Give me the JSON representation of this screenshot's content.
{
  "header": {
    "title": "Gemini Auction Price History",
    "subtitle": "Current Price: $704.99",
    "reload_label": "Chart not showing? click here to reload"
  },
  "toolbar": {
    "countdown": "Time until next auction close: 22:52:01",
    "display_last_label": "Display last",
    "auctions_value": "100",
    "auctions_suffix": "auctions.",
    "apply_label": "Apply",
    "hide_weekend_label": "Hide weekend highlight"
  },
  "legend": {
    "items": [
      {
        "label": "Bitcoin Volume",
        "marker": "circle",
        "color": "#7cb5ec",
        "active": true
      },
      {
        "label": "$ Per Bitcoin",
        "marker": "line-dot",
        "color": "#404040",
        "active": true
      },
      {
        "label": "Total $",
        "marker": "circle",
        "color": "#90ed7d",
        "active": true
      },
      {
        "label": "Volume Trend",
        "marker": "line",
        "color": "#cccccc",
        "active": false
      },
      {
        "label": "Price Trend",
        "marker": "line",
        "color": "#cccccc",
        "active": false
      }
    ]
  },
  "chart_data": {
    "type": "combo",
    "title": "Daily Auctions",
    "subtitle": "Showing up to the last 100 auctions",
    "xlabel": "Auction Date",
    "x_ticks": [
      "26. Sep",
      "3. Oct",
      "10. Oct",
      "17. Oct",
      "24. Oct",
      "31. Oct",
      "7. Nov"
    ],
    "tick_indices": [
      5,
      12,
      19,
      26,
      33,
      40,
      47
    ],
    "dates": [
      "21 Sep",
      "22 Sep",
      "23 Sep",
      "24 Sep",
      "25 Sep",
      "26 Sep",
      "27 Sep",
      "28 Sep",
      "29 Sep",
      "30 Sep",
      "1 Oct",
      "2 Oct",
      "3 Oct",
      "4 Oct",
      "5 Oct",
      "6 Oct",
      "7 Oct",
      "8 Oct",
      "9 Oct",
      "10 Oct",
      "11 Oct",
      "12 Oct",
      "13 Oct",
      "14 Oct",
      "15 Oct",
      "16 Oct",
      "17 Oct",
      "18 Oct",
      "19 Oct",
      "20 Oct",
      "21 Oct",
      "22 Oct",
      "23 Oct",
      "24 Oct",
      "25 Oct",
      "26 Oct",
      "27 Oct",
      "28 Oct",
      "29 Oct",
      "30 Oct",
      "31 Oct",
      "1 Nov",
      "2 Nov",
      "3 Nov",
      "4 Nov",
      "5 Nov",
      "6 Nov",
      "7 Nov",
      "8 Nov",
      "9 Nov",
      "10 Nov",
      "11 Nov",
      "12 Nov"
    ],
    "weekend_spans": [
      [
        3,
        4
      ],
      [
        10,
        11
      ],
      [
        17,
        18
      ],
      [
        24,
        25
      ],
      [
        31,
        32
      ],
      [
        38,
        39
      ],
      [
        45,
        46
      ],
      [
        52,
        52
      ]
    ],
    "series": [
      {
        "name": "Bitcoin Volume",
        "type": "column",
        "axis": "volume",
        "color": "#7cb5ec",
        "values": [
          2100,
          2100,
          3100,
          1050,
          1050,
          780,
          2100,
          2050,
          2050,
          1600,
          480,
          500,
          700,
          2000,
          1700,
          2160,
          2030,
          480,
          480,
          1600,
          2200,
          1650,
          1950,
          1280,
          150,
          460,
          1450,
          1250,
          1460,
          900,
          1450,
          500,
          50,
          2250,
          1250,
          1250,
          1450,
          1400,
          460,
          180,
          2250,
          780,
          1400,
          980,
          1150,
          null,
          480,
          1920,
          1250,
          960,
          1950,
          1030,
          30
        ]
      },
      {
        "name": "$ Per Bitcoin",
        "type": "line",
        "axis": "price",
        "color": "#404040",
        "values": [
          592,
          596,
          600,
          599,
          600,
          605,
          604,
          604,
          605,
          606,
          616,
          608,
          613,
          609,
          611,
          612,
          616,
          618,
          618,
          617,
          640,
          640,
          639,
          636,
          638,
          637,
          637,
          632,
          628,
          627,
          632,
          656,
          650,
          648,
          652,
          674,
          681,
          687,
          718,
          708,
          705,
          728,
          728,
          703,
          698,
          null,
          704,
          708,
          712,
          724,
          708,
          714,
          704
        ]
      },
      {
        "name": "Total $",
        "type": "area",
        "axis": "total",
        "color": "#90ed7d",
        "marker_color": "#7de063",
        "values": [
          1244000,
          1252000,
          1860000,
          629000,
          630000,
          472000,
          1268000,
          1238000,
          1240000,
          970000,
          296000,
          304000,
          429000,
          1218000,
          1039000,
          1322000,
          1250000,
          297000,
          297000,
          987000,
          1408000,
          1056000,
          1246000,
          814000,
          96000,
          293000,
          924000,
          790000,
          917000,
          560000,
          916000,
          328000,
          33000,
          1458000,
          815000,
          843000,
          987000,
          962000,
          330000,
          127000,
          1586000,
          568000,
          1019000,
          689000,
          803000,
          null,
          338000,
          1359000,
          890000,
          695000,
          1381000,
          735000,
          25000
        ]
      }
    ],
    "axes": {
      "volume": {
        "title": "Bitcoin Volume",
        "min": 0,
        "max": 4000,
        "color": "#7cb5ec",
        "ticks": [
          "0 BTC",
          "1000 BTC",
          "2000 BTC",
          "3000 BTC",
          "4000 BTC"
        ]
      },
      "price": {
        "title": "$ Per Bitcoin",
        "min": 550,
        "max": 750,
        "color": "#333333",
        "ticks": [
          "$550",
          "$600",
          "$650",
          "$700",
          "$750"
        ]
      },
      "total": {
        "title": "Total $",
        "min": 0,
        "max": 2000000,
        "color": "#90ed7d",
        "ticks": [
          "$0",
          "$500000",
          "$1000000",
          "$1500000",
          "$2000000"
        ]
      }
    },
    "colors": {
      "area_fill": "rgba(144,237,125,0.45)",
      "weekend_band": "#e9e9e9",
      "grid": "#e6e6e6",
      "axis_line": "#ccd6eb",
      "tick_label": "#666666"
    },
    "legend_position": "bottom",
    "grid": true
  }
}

SHORT PROBLEM:
Copy out the data shown above without altering anything.

EXERCISE RESULT:
Give me the JSON representation of this screenshot's content.
{
  "header": {
    "title": "Gemini Auction Price History",
    "subtitle": "Current Price: $704.99",
    "reload_label": "Chart not showing? click here to reload"
  },
  "toolbar": {
    "countdown": "Time until next auction close: 22:52:01",
    "display_last_label": "Display last",
    "auctions_value": "100",
    "auctions_suffix": "auctions.",
    "apply_label": "Apply",
    "hide_weekend_label": "Hide weekend highlight"
  },
  "legend": {
    "items": [
      {
        "label": "Bitcoin Volume",
        "marker": "circle",
        "color": "#7cb5ec",
        "active": true
      },
      {
        "label": "$ Per Bitcoin",
        "marker": "line-dot",
        "color": "#404040",
        "active": true
      },
      {
        "label": "Total $",
        "marker": "circle",
        "color": "#90ed7d",
        "active": true
      },
      {
        "label": "Volume Trend",
        "marker": "line",
        "color": "#cccccc",
        "active": false
      },
      {
        "label": "Price Trend",
        "marker": "line",
        "color": "#cccccc",
        "active": false
      }
    ]
  },
  "chart_data": {
    "type": "combo",
    "title": "Daily Auctions",
    "subtitle": "Showing up to the last 100 auctions",
    "xlabel": "Auction Date",
    "x_ticks": [
      "26. Sep",
      "3. Oct",
      "10. Oct",
      "17. Oct",
      "24. Oct",
      "31. Oct",
      "7. Nov"
    ],
    "tick_indices": [
      5,
      12,
      19,
      26,
      33,
      40,
      47
    ],
    "dates": [
      "21 Sep",
      "22 Sep",
      "23 Sep",
      "24 Sep",
      "25 Sep",
      "26 Sep",
      "27 Sep",
      "28 Sep",
      "29 Sep",
      "30 Sep",
      "1 Oct",
      "2 Oct",
      "3 Oct",
      "4 Oct",
      "5 Oct",
      "6 Oct",
      "7 Oct",
      "8 Oct",
      "9 Oct",
      "10 Oct",
      "11 Oct",
      "12 Oct",
      "13 Oct",
      "14 Oct",
      "15 Oct",
      "16 Oct",
      "17 Oct",
      "18 Oct",
      "19 Oct",
      "20 Oct",
      "21 Oct",
      "22 Oct",
      "23 Oct",
      "24 Oct",
      "25 Oct",
      "26 Oct",
      "27 Oct",
      "28 Oct",
      "29 Oct",
      "30 Oct",
      "31 Oct",
      "1 Nov",
      "2 Nov",
      "3 Nov",
      "4 Nov",
      "5 Nov",
      "6 Nov",
      "7 Nov",
      "8 Nov",
      "9 Nov",
      "10 Nov",
      "11 Nov",
      "12 Nov"
    ],
    "weekend_spans": [
      [
        3,
        4
      ],
      [
        10,
        11
      ],
      [
        17,
        18
      ],
      [
        24,
        25
      ],
      [
        31,
        32
      ],
      [
        38,
        39
      ],
      [
        45,
        46
      ],
      [
        52,
        52
      ]
    ],
    "series": [
      {
        "name": "Bitcoin Volume",
        "type": "column",
        "axis": "volume",
        "color": "#7cb5ec",
        "values": [
          2100,
          2100,
          3100,
          1050,
          1050,
          780,
          2100,
          2050,
          2050,
          1600,
          480,
          500,
          700,
          2000,
          1700,
          2160,
          2030,
          480,
          480,
          1600,
          2200,
          1650,
          1950,
          1280,
          150,
          460,
          1450,
          1250,
          1460,
          900,
          1450,
          500,
          50,
          2250,
          1250,
          1250,
          1450,
          1400,
          460,
          180,
          2250,
          780,
          1400,
          980,
          1150,
          null,
          480,
          1920,
          1250,
          960,
          1950,
          1030,
          30
        ]
      },
      {
        "name": "$ Per Bitcoin",
        "type": "line",
        "axis": "price",
        "color": "#404040",
        "values": [
          592,
          596,
          600,
          599,
          600,
          605,
          604,
          604,
          605,
          606,
          616,
          608,
          613,
          609,
          611,
          612,
          616,
          618,
          618,
          617,
          640,
          640,
          639,
          636,
          638,
          637,
          637,
          632,
          628,
          627,
          632,
          656,
          650,
          648,
          652,
          674,
          681,
          687,
          718,
          708,
          705,
          728,
          728,
          703,
          698,
          null,
          704,
          708,
          712,
          724,
          708,
          714,
          704
        ]
      },
      {
        "name": "Total $",
        "type": "area",
        "axis": "total",
        "color": "#90ed7d",
        "marker_color": "#7de063",
        "values": [
          1244000,
          1252000,
          1860000,
          629000,
          630000,
          472000,
          1268000,
          1238000,
          1240000,
          970000,
          296000,
          304000,
          429000,
          1218000,
          1039000,
          1322000,
          1250000,
          297000,
          297000,
          987000,
          1408000,
          1056000,
          1246000,
          814000,
          96000,
          293000,
          924000,
          790000,
          917000,
          560000,
          916000,
          328000,
          33000,
          1458000,
          815000,
          843000,
          987000,
          962000,
          330000,
          127000,
          1586000,
          568000,
          1019000,
          689000,
          803000,
          null,
          338000,
          1359000,
          890000,
          695000,
          1381000,
          735000,
          25000
        ]
      }
    ],
    "axes": {
      "volume": {
        "title": "Bitcoin Volume",
        "min": 0,
        "max": 4000,
        "color": "#7cb5ec",
        "ticks": [
          "0 BTC",
          "1000 BTC",
          "2000 BTC",
          "3000 BTC",
          "4000 BTC"
        ]
      },
      "price": {
        "title": "$ Per Bitcoin",
        "min": 550,
        "max": 750,
        "color": "#333333",
        "ticks": [
          "$550",
          "$600",
          "$650",
          "$700",
          "$750"
        ]
      },
      "total": {
        "title": "Total $",
        "min": 0,
        "max": 2000000,
        "color": "#90ed7d",
        "ticks": [
          "$0",
          "$500000",
          "$1000000",
          "$1500000",
          "$2000000"
        ]
      }
    },
    "colors": {
      "area_fill": "rgba(144,237,125,0.45)",
      "weekend_band": "#e9e9e9",
      "grid": "#e6e6e6",
      "axis_line": "#ccd6eb",
      "tick_label": "#666666"
    },
    "legend_position": "bottom",
    "grid": true
  }
}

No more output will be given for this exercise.